- _Records shown_:
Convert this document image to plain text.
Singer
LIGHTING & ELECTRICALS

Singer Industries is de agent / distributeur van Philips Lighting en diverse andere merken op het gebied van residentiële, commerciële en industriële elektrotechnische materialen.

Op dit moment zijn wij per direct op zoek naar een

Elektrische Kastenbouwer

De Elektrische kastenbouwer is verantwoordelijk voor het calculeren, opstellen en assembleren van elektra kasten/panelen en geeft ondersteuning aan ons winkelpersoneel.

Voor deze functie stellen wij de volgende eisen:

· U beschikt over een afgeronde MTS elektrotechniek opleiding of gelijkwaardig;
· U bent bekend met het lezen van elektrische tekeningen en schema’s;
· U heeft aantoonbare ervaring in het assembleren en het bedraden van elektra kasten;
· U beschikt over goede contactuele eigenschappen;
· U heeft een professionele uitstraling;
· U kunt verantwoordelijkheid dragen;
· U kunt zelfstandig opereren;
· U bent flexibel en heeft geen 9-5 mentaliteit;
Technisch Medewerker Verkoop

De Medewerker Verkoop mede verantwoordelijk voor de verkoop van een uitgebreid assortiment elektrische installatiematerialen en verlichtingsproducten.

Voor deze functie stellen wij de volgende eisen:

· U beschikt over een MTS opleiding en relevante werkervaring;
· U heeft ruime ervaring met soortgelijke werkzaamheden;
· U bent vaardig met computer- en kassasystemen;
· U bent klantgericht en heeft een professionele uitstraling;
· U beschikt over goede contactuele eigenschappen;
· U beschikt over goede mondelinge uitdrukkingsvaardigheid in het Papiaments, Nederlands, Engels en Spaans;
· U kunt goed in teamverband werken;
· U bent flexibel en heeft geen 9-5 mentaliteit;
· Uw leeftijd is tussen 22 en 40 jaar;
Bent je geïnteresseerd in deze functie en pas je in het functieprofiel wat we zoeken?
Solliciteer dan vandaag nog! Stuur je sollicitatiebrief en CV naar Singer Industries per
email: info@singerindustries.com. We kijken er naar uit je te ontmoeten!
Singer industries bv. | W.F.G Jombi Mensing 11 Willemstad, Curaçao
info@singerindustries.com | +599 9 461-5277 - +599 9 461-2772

- _Your goal_:
Each line of the material must be restated exactly.

- _Output for this exercise_:
Convert this document image to plain text.
Singer
LIGHTING & ELECTRICALS

Singer Industries is de agent / distributeur van Philips Lighting en diverse andere merken op het gebied van residentiële, commerciële en industriële elektrotechnische materialen.

Op dit moment zijn wij per direct op zoek naar een

Elektrische Kastenbouwer

De Elektrische kastenbouwer is verantwoordelijk voor het calculeren, opstellen en assembleren van elektra kasten/panelen en geeft ondersteuning aan ons winkelpersoneel.

Voor deze functie stellen wij de volgende eisen:

· U beschikt over een afgeronde MTS elektrotechniek opleiding of gelijkwaardig;
· U bent bekend met het lezen van elektrische tekeningen en schema’s;
· U heeft aantoonbare ervaring in het assembleren en het bedraden van elektra kasten;
· U beschikt over goede contactuele eigenschappen;
· U heeft een professionele uitstraling;
· U kunt verantwoordelijkheid dragen;
· U kunt zelfstandig opereren;
· U bent flexibel en heeft geen 9-5 mentaliteit;
Technisch Medewerker Verkoop

De Medewerker Verkoop mede verantwoordelijk voor de verkoop van een uitgebreid assortiment elektrische installatiematerialen en verlichtingsproducten.

Voor deze functie stellen wij de volgende eisen:

· U beschikt over een MTS opleiding en relevante werkervaring;
· U heeft ruime ervaring met soortgelijke werkzaamheden;
· U bent vaardig met computer- en kassasystemen;
· U bent klantgericht en heeft een professionele uitstraling;
· U beschikt over goede contactuele eigenschappen;
· U beschikt over goede mondelinge uitdrukkingsvaardigheid in het Papiaments, Nederlands, Engels en Spaans;
· U kunt goed in teamverband werken;
· U bent flexibel en heeft geen 9-5 mentaliteit;
· Uw leeftijd is tussen 22 en 40 jaar;
Bent je geïnteresseerd in deze functie en pas je in het functieprofiel wat we zoeken?
Solliciteer dan vandaag nog! Stuur je sollicitatiebrief en CV naar Singer Industries per
email: info@singerindustries.com. We kijken er naar uit je te ontmoeten!
Singer industries bv. | W.F.G Jombi Mensing 11 Willemstad, Curaçao
info@singerindustries.com | +599 9 461-5277 - +599 9 461-2772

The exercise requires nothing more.